I woke up today to cloudy, rainy weather.  While this is not necessarily unusual in the Pacific Northwest, it isn't the norm during the Summer months. The cool, crisp morning forced me to realize that summer is coming to a close.  Luckily, for me, the next school year doesn't officially start until after Labor Day, but I know some students in some states are already back in the classroom, and thousands are preparing for the journies that are awaiting them. 

Regardless if students will be pounding on the door tomorrow, next week, or next month, a majority of teachers are constantly thinking of the new school year. For some, they will be entering the profession for the first time. For others, they will be embracing a new content area, grade level, school, or district position.  And for others, they are inching toward retirement. Each teacher is vital to our educational system, and each teacher needs adequate support.  It is easy to feel isolated.  It is easy to feel restrained by a mindset or a building culture. It is also easy to seek new perspectives.  And, it is easy to educate oneself on current topics and practices.  

As the school year approaches, my renewal notices for professional memberships are appearing in my inbox and my mailbox. As teachers seek to meet the demands of schools, districts, states, they can feel mounted pressure and a level of discouragement can creep into their mindsets as they continue to move through their teaching careers. The level of support in the professional world for educators is something that teachers should be aware of and take advantage of. Educators can search for organizations via the internet, peruse educational pamphlets or newsletters in their school mailboxes, join edchats on Twitter, or talk to colleagues about resources to support their educational interests.  

I have found value in joining professional organizations as a way to network, learn, communicate, and receive support from educational experts and colleagues.  In my conversations with educators, only half are members of professional organizations, and the other half are consistently looking for ways to receive more education and more support. As the school year approaches, I challenge educators, or future educators, to find one educational organization to join. I also challenge educators to embrace the organization and interact with the resources of the organization.  This may entail reading journal articles the organization publishes, participating in a webinar, engaging in a Twitter conversation, or joining a special interest group.  I know educators often feel the pinch of time, but if they can take a few minutes each week, their professional learning will blossom, and the level of support they feel will grow exponentially.

▶ _Data section_

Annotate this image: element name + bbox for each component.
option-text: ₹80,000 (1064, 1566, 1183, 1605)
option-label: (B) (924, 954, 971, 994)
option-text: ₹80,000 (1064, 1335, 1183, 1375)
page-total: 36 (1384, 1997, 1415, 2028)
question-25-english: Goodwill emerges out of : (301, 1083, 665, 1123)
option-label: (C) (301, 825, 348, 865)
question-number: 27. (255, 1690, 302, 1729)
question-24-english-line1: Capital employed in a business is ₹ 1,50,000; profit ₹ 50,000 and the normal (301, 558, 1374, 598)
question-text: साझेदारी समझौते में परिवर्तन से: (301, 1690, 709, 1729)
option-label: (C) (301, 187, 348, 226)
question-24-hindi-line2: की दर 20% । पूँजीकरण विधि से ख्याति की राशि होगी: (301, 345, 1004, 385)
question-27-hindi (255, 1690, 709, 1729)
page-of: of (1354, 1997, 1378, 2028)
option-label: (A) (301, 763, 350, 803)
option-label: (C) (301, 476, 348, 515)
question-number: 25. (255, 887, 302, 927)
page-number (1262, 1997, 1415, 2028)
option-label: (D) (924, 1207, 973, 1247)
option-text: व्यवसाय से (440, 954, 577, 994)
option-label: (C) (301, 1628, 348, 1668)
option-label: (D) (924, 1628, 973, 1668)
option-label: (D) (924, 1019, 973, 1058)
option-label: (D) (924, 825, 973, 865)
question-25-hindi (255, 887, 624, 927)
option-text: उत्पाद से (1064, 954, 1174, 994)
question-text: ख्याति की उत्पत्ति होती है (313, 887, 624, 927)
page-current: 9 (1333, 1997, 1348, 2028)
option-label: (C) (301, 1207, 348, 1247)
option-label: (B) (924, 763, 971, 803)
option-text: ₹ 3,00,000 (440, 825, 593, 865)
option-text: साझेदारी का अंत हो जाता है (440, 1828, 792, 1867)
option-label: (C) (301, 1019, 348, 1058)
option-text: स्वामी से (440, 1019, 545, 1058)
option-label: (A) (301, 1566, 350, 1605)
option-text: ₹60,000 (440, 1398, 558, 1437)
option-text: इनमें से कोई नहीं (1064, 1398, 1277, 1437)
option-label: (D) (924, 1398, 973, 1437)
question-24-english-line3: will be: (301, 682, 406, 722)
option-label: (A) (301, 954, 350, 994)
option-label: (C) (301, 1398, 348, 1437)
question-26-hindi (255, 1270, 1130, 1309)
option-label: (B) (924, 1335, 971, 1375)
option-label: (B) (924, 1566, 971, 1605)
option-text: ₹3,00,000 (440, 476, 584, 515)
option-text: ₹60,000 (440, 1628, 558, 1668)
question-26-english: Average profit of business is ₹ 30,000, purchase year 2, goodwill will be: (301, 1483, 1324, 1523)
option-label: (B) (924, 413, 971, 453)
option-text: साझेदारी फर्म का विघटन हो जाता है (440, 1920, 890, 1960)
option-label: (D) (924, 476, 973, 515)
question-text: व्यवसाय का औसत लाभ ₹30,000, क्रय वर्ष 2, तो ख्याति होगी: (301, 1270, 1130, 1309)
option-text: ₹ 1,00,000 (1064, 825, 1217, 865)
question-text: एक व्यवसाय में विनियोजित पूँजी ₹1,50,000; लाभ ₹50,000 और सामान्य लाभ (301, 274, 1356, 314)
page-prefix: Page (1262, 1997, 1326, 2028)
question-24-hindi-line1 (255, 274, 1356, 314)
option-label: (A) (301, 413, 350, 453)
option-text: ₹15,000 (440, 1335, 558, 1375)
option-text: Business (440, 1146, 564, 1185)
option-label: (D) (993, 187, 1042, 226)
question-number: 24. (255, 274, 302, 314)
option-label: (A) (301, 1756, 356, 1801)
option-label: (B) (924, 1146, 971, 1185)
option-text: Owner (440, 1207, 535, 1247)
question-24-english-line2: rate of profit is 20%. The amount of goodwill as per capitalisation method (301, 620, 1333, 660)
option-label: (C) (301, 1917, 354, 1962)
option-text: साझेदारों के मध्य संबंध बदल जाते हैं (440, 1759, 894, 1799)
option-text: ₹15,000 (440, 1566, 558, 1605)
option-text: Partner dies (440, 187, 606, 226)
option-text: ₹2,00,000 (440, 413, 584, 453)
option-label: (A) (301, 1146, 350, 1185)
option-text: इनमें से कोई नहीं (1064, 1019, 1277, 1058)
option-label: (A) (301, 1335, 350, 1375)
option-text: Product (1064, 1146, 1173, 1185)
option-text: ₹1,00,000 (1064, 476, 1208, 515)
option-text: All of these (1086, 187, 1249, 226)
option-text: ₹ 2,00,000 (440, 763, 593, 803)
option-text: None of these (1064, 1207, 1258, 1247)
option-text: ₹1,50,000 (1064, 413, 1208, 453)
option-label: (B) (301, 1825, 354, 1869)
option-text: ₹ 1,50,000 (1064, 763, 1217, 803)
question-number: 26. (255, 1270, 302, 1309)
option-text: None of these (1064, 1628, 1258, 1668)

▶ _Given request A_
Write down the passage on teachers and professional organizations word for word, from "I woke up today" to "are awaiting them.".
▶ _Given request B_
In the passage on teachers and professional organizations, when does the writer's next school year officially begin?
The listing was taken from a different source than the text.

▶ _Complete output A_
I woke up today to cloudy, rainy weather.  While this is not necessarily unusual in the Pacific Northwest, it isn't the norm during the Summer months. The cool, crisp morning forced me to realize that summer is coming to a close.  Luckily, for me, the next school year doesn't officially start until after Labor Day, but I know some students in some states are already back in the classroom, and thousands are preparing for the journies that are awaiting them.

▶ _Complete output B_
After Labor Day.